Written problem: Restate each line of the listing exactly, without carrying over any pictures.

Data for this task:
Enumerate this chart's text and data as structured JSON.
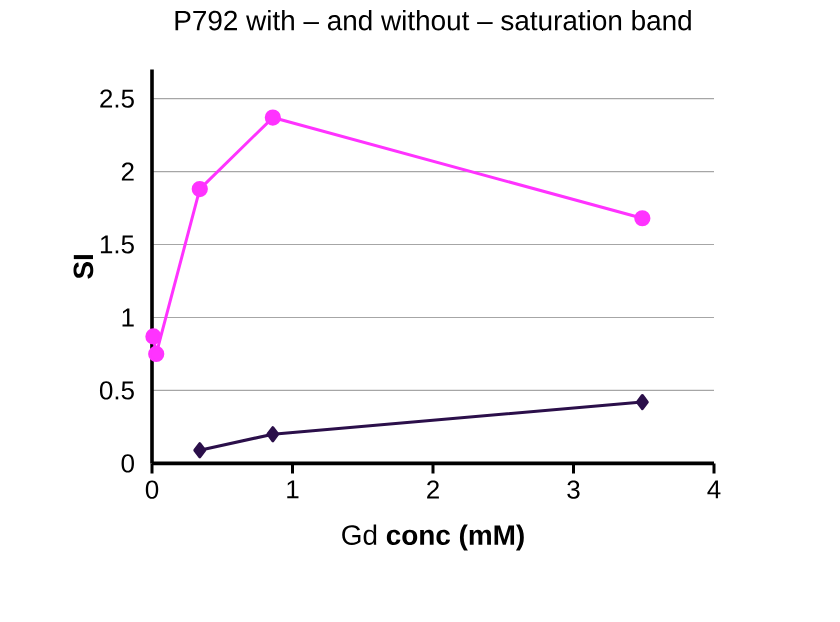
{
  "chart_data": {
    "type": "line",
    "title": "P792 with – and without – saturation band",
    "xlabel": "Gd **conc (mM)**",
    "ylabel": "**SI**",
    "xlim": [
      0,
      4
    ],
    "xticks": [
      0,
      1,
      2,
      3,
      4
    ],
    "ylim": [
      0,
      2.7
    ],
    "yticks": [
      0,
      0.5,
      1,
      1.5,
      2,
      2.5
    ],
    "grid": "y",
    "series": [
      {
        "color": "#ff33ff",
        "marker": "circle",
        "x": [
          0.01,
          0.03,
          0.34,
          0.86,
          3.49
        ],
        "values": [
          0.87,
          0.75,
          1.88,
          2.37,
          1.68
        ]
      },
      {
        "color": "#2b0f4a",
        "marker": "diamond",
        "x": [
          0.34,
          0.86,
          3.49
        ],
        "values": [
          0.09,
          0.2,
          0.42
        ]
      }
    ]
  }
}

Answer to the problem:
Enumerate this chart's text and data as structured JSON.
{
  "chart_data": {
    "type": "line",
    "title": "P792 with – and without – saturation band",
    "xlabel": "Gd **conc (mM)**",
    "ylabel": "**SI**",
    "xlim": [
      0,
      4
    ],
    "xticks": [
      0,
      1,
      2,
      3,
      4
    ],
    "ylim": [
      0,
      2.7
    ],
    "yticks": [
      0,
      0.5,
      1,
      1.5,
      2,
      2.5
    ],
    "grid": "y",
    "series": [
      {
        "color": "#ff33ff",
        "marker": "circle",
        "x": [
          0.01,
          0.03,
          0.34,
          0.86,
          3.49
        ],
        "values": [
          0.87,
          0.75,
          1.88,
          2.37,
          1.68
        ]
      },
      {
        "color": "#2b0f4a",
        "marker": "diamond",
        "x": [
          0.34,
          0.86,
          3.49
        ],
        "values": [
          0.09,
          0.2,
          0.42
        ]
      }
    ]
  }
}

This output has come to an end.